_What you have to do_
Restate the data word for word and leave the images out.

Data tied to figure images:
::::

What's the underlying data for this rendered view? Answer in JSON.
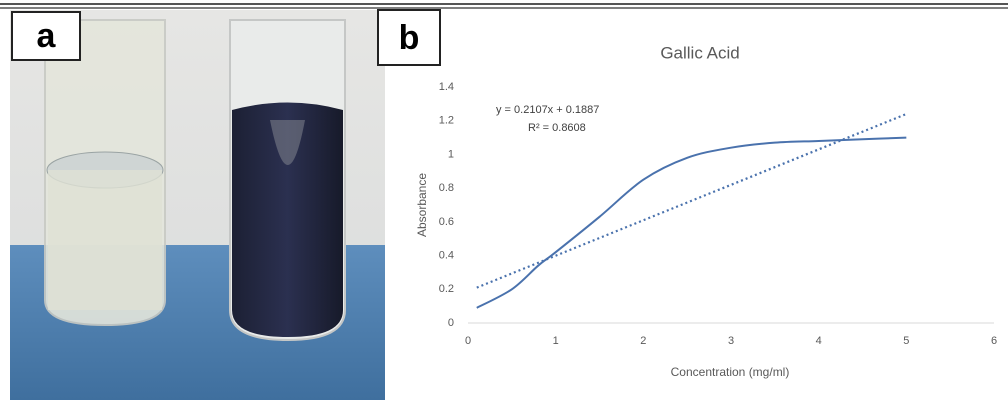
{
  "panels": {
    "a": "a",
    "b": "b"
  },
  "chart_data": {
    "type": "line",
    "title": "Gallic Acid",
    "x_label": "Concentration (mg/ml)",
    "y_label": "Absorbance",
    "annotations": [
      "y = 0.2107x + 0.1887",
      "R² = 0.8608"
    ],
    "xlim": [
      0,
      6
    ],
    "xticks": [
      0,
      1,
      2,
      3,
      4,
      5,
      6
    ],
    "ylim": [
      0,
      1.4
    ],
    "yticks": [
      0,
      0.2,
      0.4,
      0.6,
      0.8,
      1,
      1.2,
      1.4
    ],
    "grid": false,
    "series": [
      {
        "x": [
          0.1,
          0.5,
          0.8,
          1,
          1.5,
          2,
          2.5,
          3,
          3.5,
          4,
          4.5,
          5
        ],
        "values": [
          0.09,
          0.2,
          0.34,
          0.42,
          0.63,
          0.85,
          0.98,
          1.04,
          1.07,
          1.08,
          1.09,
          1.1
        ],
        "color": "#4a72ad",
        "style": "solid"
      },
      {
        "x": [
          0.1,
          5
        ],
        "values": [
          0.21,
          1.24
        ],
        "color": "#4a72ad",
        "style": "dotted"
      }
    ]
  }
}
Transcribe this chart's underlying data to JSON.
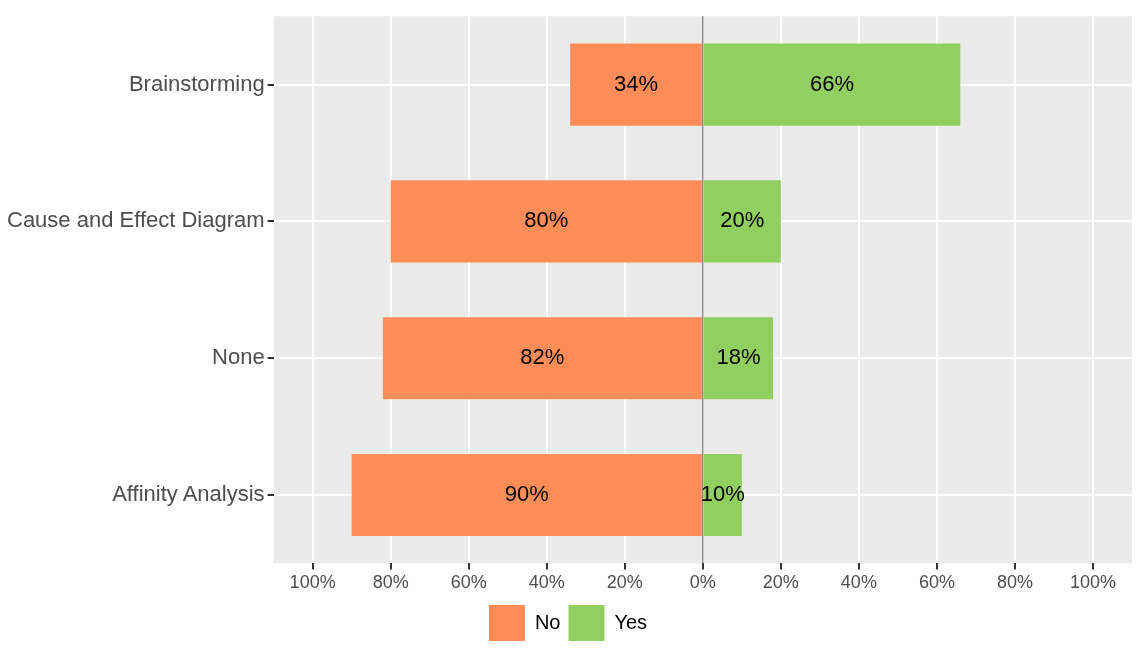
{
  "chart_data": {
    "type": "bar",
    "orientation": "horizontal",
    "categories": [
      "Brainstorming",
      "Cause and Effect Diagram",
      "None",
      "Affinity Analysis"
    ],
    "series": [
      {
        "name": "No",
        "color": "#fc8d59",
        "values": [
          34,
          80,
          82,
          90
        ],
        "base": [
          -34,
          -80,
          -82,
          -90
        ],
        "value_labels": [
          "34%",
          "80%",
          "82%",
          "90%"
        ]
      },
      {
        "name": "Yes",
        "color": "#91cf60",
        "values": [
          66,
          20,
          18,
          10
        ],
        "value_labels": [
          "66%",
          "20%",
          "18%",
          "10%"
        ]
      }
    ],
    "xlim": [
      -110,
      110
    ],
    "xticks": [
      {
        "value": -100,
        "label": "100%"
      },
      {
        "value": -80,
        "label": "80%"
      },
      {
        "value": -60,
        "label": "60%"
      },
      {
        "value": -40,
        "label": "40%"
      },
      {
        "value": -20,
        "label": "20%"
      },
      {
        "value": 0,
        "label": "0%"
      },
      {
        "value": 20,
        "label": "20%"
      },
      {
        "value": 40,
        "label": "40%"
      },
      {
        "value": 60,
        "label": "60%"
      },
      {
        "value": 80,
        "label": "80%"
      },
      {
        "value": 100,
        "label": "100%"
      }
    ],
    "ref_lines": [
      {
        "axis": "x",
        "value": 0,
        "color": "#555555"
      }
    ],
    "grid": true,
    "legend": "bottom"
  }
}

::::

_Result for this exercise_
What's the underlying data for this rendered view? Answer in JSON.
{
  "panels": {
    "a": "a",
    "b": "b"
  },
  "chart_data": {
    "type": "line",
    "title": "Gallic Acid",
    "x_label": "Concentration (mg/ml)",
    "y_label": "Absorbance",
    "annotations": [
      "y = 0.2107x + 0.1887",
      "R² = 0.8608"
    ],
    "xlim": [
      0,
      6
    ],
    "xticks": [
      0,
      1,
      2,
      3,
      4,
      5,
      6
    ],
    "ylim": [
      0,
      1.4
    ],
    "yticks": [
      0,
      0.2,
      0.4,
      0.6,
      0.8,
      1,
      1.2,
      1.4
    ],
    "grid": false,
    "series": [
      {
        "x": [
          0.1,
          0.5,
          0.8,
          1,
          1.5,
          2,
          2.5,
          3,
          3.5,
          4,
          4.5,
          5
        ],
        "values": [
          0.09,
          0.2,
          0.34,
          0.42,
          0.63,
          0.85,
          0.98,
          1.04,
          1.07,
          1.08,
          1.09,
          1.1
        ],
        "color": "#4a72ad",
        "style": "solid"
      },
      {
        "x": [
          0.1,
          5
        ],
        "values": [
          0.21,
          1.24
        ],
        "color": "#4a72ad",
        "style": "dotted"
      }
    ]
  }
}
Transcribe this chart's underlying data to JSON.
{
  "chart_data": {
    "type": "bar",
    "orientation": "horizontal",
    "categories": [
      "Brainstorming",
      "Cause and Effect Diagram",
      "None",
      "Affinity Analysis"
    ],
    "series": [
      {
        "name": "No",
        "color": "#fc8d59",
        "values": [
          34,
          80,
          82,
          90
        ],
        "base": [
          -34,
          -80,
          -82,
          -90
        ],
        "value_labels": [
          "34%",
          "80%",
          "82%",
          "90%"
        ]
      },
      {
        "name": "Yes",
        "color": "#91cf60",
        "values": [
          66,
          20,
          18,
          10
        ],
        "value_labels": [
          "66%",
          "20%",
          "18%",
          "10%"
        ]
      }
    ],
    "xlim": [
      -110,
      110
    ],
    "xticks": [
      {
        "value": -100,
        "label": "100%"
      },
      {
        "value": -80,
        "label": "80%"
      },
      {
        "value": -60,
        "label": "60%"
      },
      {
        "value": -40,
        "label": "40%"
      },
      {
        "value": -20,
        "label": "20%"
      },
      {
        "value": 0,
        "label": "0%"
      },
      {
        "value": 20,
        "label": "20%"
      },
      {
        "value": 40,
        "label": "40%"
      },
      {
        "value": 60,
        "label": "60%"
      },
      {
        "value": 80,
        "label": "80%"
      },
      {
        "value": 100,
        "label": "100%"
      }
    ],
    "ref_lines": [
      {
        "axis": "x",
        "value": 0,
        "color": "#555555"
      }
    ],
    "grid": true,
    "legend": "bottom"
  }
}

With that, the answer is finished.